WHAT THE TASK ASKS:
Rewrite the stretch of rows from the start through the line containing "avatar[interactable] [2308, 19, 2349, 60]", changing "Dunder Mifflin" to "Vance Refrigeration" and leaving everything else intact.

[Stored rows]
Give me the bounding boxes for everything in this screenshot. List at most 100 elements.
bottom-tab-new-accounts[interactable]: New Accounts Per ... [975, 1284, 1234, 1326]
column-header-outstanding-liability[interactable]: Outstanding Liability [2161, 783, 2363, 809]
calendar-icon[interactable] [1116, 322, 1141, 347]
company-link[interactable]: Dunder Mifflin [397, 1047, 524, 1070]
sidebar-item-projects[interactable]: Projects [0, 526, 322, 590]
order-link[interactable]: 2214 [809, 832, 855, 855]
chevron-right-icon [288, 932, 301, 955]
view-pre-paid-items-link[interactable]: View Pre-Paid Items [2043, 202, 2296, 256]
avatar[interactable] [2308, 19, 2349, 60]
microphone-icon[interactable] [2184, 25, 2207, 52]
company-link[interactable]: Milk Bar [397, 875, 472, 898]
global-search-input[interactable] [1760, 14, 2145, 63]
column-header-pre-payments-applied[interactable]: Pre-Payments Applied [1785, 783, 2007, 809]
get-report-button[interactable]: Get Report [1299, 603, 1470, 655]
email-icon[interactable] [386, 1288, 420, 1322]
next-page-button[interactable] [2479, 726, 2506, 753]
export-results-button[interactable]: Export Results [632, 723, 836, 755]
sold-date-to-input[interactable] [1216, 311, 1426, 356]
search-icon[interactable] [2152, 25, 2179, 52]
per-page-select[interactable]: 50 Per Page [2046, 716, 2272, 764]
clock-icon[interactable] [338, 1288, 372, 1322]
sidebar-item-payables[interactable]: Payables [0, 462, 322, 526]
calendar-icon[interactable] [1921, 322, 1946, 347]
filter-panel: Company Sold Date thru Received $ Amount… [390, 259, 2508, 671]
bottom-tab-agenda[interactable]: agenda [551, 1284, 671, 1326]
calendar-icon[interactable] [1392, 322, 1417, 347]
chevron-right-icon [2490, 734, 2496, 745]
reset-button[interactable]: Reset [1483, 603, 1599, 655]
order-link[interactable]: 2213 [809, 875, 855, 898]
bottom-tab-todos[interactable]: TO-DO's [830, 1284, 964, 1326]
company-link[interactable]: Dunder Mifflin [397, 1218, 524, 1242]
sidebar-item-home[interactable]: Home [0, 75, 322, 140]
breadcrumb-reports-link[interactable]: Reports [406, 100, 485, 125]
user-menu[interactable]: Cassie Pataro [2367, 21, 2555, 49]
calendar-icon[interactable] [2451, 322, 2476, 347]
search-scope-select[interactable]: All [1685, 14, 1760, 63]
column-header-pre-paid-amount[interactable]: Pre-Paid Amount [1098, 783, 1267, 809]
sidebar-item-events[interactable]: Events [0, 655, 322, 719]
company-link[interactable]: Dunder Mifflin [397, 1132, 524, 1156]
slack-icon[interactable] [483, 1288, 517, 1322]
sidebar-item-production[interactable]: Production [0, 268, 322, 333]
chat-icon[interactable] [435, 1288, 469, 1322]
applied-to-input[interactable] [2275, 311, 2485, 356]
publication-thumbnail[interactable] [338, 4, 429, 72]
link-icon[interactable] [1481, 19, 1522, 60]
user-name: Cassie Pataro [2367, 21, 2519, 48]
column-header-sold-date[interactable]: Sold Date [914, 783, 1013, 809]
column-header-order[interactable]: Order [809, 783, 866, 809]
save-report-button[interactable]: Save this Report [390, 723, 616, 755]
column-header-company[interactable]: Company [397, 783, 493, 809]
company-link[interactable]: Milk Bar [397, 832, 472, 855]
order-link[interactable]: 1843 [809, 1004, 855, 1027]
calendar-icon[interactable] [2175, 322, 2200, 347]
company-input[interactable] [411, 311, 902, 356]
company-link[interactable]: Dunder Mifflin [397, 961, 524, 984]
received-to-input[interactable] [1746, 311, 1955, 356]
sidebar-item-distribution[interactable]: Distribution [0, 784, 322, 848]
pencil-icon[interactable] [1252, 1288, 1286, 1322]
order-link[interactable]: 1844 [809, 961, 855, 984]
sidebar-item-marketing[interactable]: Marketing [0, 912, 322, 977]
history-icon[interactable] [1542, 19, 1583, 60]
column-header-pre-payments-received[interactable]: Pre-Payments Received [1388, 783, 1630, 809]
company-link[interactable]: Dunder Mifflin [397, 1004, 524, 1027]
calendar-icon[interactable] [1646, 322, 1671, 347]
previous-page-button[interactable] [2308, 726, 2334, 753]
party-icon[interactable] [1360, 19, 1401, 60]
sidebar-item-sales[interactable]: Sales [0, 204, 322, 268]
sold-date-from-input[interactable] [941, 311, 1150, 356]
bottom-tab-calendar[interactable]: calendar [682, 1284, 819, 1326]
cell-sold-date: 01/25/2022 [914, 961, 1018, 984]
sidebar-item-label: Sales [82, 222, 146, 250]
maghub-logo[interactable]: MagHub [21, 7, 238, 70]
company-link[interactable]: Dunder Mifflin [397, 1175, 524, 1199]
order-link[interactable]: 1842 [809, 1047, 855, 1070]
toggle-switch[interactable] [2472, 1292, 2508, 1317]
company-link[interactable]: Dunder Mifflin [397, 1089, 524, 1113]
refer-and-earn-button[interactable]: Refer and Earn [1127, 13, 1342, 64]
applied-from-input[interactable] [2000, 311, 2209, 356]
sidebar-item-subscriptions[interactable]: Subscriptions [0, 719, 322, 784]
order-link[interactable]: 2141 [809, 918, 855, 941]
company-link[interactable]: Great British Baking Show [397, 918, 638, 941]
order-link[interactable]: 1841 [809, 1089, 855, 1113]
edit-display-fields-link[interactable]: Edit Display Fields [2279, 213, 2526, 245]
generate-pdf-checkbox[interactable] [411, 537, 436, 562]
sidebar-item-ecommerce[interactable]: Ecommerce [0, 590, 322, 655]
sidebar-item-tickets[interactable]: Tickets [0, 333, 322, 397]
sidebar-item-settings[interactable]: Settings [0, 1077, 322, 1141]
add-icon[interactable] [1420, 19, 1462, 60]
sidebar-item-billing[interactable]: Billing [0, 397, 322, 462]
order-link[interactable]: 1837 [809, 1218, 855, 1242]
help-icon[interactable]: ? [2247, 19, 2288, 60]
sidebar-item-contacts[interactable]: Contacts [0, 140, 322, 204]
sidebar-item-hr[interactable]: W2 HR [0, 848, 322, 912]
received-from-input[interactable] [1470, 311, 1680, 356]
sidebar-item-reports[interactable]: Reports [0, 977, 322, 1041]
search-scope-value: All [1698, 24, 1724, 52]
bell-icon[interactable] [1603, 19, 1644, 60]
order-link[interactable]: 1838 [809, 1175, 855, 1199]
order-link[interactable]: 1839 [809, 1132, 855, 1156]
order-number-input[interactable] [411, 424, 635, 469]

RESPONSE FOR THIS EXERCISE:
Give me the bounding boxes for everything in this screenshot. List at most 100 elements.
bottom-tab-new-accounts[interactable]: New Accounts Per ... [975, 1284, 1234, 1326]
column-header-outstanding-liability[interactable]: Outstanding Liability [2161, 783, 2363, 809]
calendar-icon[interactable] [1116, 322, 1141, 347]
company-link[interactable]: Vance Refrigeration [397, 1047, 524, 1070]
sidebar-item-projects[interactable]: Projects [0, 526, 322, 590]
order-link[interactable]: 2214 [809, 832, 855, 855]
chevron-right-icon [288, 932, 301, 955]
view-pre-paid-items-link[interactable]: View Pre-Paid Items [2043, 202, 2296, 256]
avatar[interactable] [2308, 19, 2349, 60]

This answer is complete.